→ Problem description
Filter the listing and keep only the lines with the word "Bias".

[Rows from a figure dataset]
>> Begin
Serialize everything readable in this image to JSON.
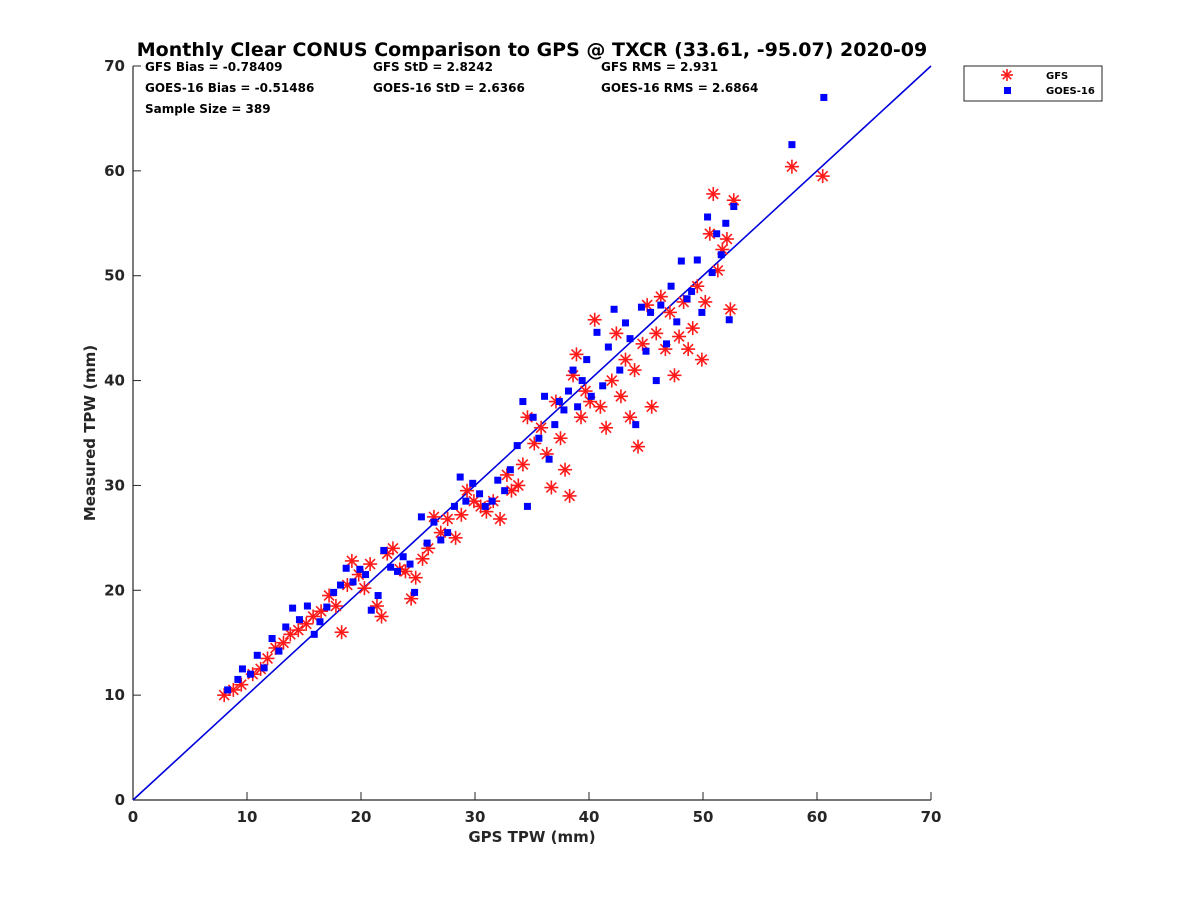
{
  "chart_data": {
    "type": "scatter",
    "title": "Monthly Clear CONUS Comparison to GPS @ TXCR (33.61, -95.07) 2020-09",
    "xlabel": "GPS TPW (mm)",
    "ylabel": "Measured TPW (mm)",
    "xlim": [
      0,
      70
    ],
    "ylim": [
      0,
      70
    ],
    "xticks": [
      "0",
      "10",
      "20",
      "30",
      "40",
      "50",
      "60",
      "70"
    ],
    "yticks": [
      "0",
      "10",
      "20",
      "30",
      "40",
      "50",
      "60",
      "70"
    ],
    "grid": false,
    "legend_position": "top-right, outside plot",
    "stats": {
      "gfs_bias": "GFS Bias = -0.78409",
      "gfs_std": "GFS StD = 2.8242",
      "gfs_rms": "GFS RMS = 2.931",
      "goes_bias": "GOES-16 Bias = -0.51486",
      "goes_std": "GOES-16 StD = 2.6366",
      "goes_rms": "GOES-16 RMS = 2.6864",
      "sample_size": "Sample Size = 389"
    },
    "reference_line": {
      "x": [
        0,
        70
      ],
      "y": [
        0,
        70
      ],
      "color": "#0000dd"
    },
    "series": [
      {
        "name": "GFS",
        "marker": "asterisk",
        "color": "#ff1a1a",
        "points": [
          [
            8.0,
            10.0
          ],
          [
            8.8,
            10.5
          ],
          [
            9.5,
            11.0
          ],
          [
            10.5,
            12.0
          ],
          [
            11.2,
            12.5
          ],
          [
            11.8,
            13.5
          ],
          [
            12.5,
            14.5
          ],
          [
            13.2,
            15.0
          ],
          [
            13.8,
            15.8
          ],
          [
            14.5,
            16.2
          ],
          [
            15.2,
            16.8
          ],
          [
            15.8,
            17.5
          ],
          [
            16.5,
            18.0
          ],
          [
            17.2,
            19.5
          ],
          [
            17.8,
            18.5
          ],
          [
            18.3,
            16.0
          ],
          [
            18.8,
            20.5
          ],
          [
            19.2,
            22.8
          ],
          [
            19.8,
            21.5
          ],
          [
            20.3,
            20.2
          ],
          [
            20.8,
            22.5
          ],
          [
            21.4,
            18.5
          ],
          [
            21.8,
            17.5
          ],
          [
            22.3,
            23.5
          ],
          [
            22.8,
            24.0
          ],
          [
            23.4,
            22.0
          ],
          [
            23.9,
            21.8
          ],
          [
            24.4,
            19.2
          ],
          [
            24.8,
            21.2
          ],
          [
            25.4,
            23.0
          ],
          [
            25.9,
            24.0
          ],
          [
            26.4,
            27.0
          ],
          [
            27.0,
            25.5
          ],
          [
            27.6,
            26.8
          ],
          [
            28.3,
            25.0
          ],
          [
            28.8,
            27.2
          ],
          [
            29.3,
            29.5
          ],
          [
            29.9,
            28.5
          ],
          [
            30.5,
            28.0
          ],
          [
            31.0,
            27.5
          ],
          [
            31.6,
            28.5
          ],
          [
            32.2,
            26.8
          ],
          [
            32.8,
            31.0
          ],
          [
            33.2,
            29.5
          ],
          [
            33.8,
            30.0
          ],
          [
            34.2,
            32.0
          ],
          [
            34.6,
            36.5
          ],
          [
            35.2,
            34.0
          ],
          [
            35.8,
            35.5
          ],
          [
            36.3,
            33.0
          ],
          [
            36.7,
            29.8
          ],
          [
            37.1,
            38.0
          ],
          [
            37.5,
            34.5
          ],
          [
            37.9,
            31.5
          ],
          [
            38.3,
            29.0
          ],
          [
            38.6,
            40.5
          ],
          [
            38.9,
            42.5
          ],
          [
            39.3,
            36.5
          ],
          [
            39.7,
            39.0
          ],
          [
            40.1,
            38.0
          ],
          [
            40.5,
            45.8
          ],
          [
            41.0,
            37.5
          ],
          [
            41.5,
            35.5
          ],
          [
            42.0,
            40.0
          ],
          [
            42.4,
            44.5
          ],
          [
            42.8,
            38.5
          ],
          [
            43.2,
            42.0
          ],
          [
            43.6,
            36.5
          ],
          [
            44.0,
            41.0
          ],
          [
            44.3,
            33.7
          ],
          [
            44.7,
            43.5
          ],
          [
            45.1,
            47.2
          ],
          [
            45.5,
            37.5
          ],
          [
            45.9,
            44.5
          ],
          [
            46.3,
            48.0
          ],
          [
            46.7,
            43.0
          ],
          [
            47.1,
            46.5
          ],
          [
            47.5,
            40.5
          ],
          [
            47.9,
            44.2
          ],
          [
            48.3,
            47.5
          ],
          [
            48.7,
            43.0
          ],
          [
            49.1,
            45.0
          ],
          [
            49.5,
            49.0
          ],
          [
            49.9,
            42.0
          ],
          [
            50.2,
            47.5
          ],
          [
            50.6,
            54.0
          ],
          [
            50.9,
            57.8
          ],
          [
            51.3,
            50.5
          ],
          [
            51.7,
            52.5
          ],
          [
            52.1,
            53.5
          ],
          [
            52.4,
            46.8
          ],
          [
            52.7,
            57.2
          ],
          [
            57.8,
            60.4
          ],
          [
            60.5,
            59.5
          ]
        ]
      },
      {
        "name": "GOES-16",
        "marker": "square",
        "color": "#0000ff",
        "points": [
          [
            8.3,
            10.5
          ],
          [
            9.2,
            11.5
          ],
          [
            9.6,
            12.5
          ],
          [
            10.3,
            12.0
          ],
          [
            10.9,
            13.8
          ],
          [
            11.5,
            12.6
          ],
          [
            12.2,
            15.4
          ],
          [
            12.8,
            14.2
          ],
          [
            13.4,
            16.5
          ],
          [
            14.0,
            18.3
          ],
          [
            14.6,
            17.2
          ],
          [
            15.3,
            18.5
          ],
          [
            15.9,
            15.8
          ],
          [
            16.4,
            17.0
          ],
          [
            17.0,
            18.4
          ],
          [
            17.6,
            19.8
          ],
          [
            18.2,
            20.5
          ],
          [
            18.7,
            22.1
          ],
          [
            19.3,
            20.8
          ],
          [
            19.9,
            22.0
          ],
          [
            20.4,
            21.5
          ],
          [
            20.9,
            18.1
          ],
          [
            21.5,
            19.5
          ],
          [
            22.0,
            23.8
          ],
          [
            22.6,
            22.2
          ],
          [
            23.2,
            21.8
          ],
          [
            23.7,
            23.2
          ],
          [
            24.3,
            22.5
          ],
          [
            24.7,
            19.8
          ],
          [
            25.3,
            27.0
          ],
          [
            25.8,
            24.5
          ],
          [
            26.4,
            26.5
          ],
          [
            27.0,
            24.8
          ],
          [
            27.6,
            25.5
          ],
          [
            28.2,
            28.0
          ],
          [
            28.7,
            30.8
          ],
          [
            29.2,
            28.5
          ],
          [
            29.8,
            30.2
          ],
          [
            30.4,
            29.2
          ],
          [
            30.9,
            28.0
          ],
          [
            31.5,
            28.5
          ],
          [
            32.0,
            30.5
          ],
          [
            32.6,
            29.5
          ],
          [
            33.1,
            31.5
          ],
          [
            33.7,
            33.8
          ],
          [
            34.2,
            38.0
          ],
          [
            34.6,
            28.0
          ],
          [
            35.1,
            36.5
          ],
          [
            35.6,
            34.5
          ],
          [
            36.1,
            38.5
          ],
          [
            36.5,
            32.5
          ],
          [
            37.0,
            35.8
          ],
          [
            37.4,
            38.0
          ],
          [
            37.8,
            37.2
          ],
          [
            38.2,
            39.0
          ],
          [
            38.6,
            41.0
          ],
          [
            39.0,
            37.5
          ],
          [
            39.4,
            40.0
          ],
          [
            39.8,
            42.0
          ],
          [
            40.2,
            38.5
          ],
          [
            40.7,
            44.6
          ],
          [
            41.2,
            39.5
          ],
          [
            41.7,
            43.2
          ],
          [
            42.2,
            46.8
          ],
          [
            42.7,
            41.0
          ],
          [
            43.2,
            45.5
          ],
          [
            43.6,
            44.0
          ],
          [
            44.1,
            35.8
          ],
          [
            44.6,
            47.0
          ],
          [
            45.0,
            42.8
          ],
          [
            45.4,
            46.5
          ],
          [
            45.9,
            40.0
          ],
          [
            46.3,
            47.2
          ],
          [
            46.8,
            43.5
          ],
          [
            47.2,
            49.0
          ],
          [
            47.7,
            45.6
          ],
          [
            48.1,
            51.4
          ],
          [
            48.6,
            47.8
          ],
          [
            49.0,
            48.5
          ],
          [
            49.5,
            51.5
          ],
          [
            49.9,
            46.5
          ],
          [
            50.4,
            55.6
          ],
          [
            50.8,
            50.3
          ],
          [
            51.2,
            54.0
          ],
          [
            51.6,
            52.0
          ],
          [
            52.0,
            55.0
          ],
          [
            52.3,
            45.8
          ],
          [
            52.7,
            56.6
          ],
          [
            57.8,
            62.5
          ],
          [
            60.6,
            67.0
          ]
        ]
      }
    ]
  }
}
>> End
→ The output
      "gfs_bias": "GFS Bias = -0.78409",
      "goes_bias": "GOES-16 Bias = -0.51486",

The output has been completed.